## Begin

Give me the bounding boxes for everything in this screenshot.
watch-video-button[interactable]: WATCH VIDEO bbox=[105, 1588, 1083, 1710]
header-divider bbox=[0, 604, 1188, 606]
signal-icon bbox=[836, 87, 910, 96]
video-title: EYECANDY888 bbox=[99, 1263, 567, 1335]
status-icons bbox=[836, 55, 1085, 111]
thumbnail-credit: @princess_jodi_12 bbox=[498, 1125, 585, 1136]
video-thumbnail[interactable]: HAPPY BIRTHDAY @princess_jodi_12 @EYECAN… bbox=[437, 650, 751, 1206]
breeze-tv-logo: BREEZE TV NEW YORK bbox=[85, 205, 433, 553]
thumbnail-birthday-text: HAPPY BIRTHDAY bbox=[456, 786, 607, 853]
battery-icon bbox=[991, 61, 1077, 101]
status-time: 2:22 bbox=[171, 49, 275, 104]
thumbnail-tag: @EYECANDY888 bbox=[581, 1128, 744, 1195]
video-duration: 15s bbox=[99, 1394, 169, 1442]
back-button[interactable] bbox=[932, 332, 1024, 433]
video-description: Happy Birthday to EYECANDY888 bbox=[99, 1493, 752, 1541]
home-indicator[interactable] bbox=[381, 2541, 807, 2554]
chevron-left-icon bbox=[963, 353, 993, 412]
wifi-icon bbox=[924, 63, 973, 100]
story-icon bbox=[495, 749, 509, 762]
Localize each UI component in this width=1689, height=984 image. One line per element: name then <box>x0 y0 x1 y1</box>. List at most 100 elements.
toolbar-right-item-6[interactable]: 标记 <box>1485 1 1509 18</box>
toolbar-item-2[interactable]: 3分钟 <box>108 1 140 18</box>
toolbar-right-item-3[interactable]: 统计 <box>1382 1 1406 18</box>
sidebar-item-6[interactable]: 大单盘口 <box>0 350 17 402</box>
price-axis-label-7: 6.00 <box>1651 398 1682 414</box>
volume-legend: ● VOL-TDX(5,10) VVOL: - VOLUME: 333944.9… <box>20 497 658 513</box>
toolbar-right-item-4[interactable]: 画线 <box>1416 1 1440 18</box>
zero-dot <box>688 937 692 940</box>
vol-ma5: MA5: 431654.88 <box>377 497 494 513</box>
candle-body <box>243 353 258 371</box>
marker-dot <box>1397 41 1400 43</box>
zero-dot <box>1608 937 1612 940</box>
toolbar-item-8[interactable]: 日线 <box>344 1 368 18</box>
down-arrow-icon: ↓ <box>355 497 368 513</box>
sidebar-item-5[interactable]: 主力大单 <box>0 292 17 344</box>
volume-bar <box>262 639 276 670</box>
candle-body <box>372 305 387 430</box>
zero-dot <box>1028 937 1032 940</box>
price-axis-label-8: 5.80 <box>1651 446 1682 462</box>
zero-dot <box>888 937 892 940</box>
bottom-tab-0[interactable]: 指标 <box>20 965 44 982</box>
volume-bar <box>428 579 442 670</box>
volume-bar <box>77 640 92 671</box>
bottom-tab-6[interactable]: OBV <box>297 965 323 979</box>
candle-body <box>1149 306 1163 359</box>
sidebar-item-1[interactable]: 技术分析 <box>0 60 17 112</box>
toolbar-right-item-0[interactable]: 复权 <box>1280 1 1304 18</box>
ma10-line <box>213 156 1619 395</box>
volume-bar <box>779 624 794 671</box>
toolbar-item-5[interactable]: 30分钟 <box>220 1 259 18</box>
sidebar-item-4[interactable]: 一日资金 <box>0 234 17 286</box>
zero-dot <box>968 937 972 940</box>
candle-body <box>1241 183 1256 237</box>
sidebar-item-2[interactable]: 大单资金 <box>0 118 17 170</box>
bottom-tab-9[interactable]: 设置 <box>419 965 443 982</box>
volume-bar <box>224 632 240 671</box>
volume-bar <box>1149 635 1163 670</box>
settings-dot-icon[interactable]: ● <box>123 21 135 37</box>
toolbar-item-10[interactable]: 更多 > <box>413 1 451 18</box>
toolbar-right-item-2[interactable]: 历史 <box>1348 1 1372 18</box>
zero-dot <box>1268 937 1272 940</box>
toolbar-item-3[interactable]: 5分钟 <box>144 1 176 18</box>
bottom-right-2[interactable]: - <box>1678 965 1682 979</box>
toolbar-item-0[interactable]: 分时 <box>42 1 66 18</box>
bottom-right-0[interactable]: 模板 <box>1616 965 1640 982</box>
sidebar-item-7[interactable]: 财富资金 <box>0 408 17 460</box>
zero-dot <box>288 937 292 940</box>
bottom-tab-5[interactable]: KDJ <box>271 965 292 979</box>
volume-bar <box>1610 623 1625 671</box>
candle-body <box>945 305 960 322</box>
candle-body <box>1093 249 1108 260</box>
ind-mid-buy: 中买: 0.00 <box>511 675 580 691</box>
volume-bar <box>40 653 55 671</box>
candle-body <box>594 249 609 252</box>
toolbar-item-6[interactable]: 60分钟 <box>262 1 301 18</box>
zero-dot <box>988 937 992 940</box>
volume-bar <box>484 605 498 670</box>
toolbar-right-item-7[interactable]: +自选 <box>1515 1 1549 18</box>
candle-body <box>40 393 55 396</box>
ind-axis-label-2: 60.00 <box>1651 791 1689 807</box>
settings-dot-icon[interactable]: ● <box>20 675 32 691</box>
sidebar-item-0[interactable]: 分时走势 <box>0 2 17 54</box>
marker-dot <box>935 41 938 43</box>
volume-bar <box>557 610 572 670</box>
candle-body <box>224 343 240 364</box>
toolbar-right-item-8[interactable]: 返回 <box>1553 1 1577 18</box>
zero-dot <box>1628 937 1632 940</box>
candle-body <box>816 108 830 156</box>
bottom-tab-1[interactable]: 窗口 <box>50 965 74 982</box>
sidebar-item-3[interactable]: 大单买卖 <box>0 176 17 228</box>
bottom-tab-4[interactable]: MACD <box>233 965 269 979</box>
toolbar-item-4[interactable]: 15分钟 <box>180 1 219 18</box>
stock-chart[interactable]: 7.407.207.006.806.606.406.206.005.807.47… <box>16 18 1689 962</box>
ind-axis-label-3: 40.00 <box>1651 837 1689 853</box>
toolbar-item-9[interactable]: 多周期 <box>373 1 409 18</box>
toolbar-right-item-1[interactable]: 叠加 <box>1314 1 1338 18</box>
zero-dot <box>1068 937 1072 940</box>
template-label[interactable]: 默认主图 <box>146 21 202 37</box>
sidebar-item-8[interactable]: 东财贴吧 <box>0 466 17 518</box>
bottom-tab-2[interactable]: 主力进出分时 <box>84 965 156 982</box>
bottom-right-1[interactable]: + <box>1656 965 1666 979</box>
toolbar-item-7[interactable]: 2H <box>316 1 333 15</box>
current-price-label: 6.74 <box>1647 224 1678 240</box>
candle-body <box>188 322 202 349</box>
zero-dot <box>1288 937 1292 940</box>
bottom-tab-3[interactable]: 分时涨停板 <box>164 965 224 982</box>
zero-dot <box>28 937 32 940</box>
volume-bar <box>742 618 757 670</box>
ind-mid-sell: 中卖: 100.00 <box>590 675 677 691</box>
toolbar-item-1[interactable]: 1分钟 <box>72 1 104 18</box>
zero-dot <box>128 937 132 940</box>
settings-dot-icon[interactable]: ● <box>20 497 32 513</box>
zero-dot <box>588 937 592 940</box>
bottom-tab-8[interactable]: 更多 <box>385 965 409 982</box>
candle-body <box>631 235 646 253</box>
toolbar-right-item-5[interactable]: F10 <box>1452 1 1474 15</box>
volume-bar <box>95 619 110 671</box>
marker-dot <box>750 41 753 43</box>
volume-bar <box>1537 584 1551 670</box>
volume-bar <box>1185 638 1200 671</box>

## End

* [Prompt]:
Locate every line in the listing above that contains the string "candle" and copy each one verbatim.

* [Problem solution]:
candle-body <box>243 353 258 371</box>
candle-body <box>372 305 387 430</box>
candle-body <box>1149 306 1163 359</box>
candle-body <box>1241 183 1256 237</box>
candle-body <box>945 305 960 322</box>
candle-body <box>1093 249 1108 260</box>
candle-body <box>594 249 609 252</box>
candle-body <box>40 393 55 396</box>
candle-body <box>224 343 240 364</box>
candle-body <box>816 108 830 156</box>
candle-body <box>188 322 202 349</box>
candle-body <box>631 235 646 253</box>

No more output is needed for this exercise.